(Problem to solve) Copy every line in which the string "Issued" occurs.

(Input records)
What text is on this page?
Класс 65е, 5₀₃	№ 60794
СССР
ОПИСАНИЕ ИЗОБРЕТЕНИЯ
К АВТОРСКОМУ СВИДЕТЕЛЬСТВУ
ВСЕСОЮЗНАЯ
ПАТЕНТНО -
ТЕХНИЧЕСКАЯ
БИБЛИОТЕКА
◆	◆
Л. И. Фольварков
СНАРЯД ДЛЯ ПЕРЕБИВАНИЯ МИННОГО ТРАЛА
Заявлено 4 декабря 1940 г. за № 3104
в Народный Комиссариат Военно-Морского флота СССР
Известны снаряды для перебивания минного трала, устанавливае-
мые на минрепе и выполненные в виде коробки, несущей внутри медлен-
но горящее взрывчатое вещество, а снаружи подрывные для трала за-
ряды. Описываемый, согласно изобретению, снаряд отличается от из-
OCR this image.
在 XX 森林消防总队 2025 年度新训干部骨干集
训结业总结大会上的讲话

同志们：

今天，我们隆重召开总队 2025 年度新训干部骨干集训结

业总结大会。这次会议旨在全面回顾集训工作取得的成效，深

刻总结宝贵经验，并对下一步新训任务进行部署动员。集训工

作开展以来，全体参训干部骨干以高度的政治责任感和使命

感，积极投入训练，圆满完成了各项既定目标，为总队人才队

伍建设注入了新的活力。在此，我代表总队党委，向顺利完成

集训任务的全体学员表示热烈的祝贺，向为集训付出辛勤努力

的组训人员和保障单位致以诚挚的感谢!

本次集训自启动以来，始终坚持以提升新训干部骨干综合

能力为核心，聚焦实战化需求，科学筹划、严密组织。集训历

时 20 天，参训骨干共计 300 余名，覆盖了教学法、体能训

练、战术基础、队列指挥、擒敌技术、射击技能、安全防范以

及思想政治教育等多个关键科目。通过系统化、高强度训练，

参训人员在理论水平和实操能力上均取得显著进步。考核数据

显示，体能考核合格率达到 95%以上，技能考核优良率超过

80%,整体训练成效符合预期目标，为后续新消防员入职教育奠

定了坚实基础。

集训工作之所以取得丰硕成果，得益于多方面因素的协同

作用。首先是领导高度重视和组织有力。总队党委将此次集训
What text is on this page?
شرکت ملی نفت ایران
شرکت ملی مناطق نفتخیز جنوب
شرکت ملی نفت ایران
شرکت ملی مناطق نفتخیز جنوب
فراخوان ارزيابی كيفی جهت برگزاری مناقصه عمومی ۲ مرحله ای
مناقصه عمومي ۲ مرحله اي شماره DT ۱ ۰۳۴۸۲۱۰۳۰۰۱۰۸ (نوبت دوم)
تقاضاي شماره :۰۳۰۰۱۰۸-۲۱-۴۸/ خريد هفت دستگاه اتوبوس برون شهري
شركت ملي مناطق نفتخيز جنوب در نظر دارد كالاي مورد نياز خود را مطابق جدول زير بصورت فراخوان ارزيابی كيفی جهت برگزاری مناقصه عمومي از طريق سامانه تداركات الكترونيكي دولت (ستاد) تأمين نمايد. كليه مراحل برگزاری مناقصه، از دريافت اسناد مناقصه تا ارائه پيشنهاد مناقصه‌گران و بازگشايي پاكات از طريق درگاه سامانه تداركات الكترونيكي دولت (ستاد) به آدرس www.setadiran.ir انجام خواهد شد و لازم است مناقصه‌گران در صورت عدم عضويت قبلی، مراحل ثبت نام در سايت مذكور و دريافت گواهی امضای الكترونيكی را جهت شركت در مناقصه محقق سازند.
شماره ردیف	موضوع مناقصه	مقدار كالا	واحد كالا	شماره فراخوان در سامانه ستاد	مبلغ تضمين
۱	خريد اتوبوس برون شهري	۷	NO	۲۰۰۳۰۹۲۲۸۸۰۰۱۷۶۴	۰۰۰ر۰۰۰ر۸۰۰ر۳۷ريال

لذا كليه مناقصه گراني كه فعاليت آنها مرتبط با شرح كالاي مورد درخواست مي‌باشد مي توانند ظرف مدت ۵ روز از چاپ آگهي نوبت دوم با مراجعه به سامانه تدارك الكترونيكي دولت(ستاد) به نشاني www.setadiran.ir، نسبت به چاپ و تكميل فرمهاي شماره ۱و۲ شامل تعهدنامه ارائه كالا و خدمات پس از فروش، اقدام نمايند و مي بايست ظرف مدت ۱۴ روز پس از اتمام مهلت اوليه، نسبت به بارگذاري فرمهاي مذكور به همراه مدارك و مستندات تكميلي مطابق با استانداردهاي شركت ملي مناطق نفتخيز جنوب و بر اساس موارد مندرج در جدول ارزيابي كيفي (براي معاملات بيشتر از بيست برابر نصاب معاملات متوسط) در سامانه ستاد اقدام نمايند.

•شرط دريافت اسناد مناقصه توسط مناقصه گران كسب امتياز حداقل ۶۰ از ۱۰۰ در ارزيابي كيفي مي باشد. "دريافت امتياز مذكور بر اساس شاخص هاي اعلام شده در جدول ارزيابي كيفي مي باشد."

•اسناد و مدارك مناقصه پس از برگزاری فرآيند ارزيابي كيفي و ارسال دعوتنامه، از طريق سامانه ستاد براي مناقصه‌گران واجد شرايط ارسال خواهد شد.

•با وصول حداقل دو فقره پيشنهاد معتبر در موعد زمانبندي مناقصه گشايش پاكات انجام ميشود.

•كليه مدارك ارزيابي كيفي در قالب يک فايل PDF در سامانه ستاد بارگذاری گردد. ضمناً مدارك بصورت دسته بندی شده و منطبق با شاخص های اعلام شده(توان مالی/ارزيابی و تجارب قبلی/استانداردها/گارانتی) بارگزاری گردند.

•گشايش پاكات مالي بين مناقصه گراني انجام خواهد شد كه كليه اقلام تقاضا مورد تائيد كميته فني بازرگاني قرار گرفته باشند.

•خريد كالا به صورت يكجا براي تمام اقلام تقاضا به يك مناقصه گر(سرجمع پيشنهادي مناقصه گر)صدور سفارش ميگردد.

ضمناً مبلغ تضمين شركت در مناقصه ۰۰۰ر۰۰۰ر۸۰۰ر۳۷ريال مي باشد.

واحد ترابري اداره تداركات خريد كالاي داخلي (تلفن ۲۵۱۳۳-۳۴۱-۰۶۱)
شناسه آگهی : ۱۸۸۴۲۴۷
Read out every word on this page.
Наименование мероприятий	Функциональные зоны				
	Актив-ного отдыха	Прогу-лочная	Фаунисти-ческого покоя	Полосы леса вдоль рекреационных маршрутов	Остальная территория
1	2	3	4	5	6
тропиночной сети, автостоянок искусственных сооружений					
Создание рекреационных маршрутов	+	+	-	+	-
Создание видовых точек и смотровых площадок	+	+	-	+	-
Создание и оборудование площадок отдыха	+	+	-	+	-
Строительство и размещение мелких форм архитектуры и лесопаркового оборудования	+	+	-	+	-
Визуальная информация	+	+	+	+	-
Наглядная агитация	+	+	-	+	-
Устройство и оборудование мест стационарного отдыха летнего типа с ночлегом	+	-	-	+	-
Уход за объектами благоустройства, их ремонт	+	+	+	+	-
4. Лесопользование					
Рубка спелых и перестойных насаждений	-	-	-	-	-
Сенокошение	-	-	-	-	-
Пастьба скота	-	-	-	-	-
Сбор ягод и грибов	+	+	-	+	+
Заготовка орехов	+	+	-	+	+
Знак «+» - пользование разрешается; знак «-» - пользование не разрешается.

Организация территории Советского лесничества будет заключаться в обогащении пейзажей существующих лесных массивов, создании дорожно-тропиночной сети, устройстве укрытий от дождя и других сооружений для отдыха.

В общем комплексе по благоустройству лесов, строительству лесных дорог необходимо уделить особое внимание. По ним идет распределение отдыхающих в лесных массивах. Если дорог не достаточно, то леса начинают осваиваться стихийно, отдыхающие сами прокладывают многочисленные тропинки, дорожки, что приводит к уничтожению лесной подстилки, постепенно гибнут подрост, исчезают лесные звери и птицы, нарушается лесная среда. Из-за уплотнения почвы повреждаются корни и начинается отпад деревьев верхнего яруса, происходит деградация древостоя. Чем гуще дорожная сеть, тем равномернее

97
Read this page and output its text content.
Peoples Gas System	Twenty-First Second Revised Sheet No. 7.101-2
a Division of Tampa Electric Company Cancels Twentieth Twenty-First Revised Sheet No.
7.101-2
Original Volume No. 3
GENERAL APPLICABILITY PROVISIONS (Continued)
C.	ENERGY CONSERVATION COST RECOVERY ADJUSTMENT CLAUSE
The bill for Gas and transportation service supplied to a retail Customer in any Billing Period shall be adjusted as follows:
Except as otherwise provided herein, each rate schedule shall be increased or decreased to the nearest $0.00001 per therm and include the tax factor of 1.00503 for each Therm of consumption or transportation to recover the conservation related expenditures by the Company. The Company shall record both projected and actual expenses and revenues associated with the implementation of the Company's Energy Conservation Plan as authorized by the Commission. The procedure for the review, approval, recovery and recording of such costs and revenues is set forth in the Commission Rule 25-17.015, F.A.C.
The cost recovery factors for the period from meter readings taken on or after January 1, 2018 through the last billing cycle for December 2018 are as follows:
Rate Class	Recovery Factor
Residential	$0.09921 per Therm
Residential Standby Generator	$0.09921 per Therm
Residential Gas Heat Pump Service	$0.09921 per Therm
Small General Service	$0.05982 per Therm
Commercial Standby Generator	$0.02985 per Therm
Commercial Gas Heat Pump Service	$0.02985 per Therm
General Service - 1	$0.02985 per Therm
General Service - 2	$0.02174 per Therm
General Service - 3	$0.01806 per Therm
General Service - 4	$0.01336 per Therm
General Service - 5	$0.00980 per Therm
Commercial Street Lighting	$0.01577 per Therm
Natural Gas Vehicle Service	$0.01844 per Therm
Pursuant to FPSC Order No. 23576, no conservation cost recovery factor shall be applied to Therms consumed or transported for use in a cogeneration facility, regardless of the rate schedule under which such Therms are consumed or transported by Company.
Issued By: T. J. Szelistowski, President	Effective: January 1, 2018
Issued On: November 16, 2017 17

(Solution for this task)
Issued By: T. J. Szelistowski, President	Effective: January 1, 2018
Issued On: November 16, 2017 17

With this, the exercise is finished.